• EXERCISE DIRECTIONS: Copy out the material below line for line, changing nothing.

• DATA IN THIS EXERCISE:
————————
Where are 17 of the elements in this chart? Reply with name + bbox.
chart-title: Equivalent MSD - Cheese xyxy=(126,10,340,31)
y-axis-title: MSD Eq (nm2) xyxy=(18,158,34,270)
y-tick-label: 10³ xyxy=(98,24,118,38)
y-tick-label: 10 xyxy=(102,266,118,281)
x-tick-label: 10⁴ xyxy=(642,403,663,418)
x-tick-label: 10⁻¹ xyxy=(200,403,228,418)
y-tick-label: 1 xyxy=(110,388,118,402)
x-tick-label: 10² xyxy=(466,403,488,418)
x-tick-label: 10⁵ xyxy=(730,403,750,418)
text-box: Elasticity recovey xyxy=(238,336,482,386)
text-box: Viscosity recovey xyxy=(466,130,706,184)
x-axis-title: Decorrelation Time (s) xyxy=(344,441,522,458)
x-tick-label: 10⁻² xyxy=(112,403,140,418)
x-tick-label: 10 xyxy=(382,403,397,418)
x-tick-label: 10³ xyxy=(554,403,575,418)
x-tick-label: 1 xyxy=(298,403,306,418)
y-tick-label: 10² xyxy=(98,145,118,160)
————————
• COMPLETE RESPONSE:
Where are 17 of the elements in this chart? Reply with name + bbox.
chart-title: Equivalent MSD - Cheese xyxy=(126,10,340,31)
y-axis-title: MSD Eq (nm2) xyxy=(18,158,34,270)
y-tick-label: 10³ xyxy=(98,24,118,38)
y-tick-label: 10 xyxy=(102,266,118,281)
x-tick-label: 10⁴ xyxy=(642,403,663,418)
x-tick-label: 10⁻¹ xyxy=(200,403,228,418)
y-tick-label: 1 xyxy=(110,388,118,402)
x-tick-label: 10² xyxy=(466,403,488,418)
x-tick-label: 10⁵ xyxy=(730,403,750,418)
text-box: Elasticity recovey xyxy=(238,336,482,386)
text-box: Viscosity recovey xyxy=(466,130,706,184)
x-axis-title: Decorrelation Time (s) xyxy=(344,441,522,458)
x-tick-label: 10⁻² xyxy=(112,403,140,418)
x-tick-label: 10 xyxy=(382,403,397,418)
x-tick-label: 10³ xyxy=(554,403,575,418)
x-tick-label: 1 xyxy=(298,403,306,418)
y-tick-label: 10² xyxy=(98,145,118,160)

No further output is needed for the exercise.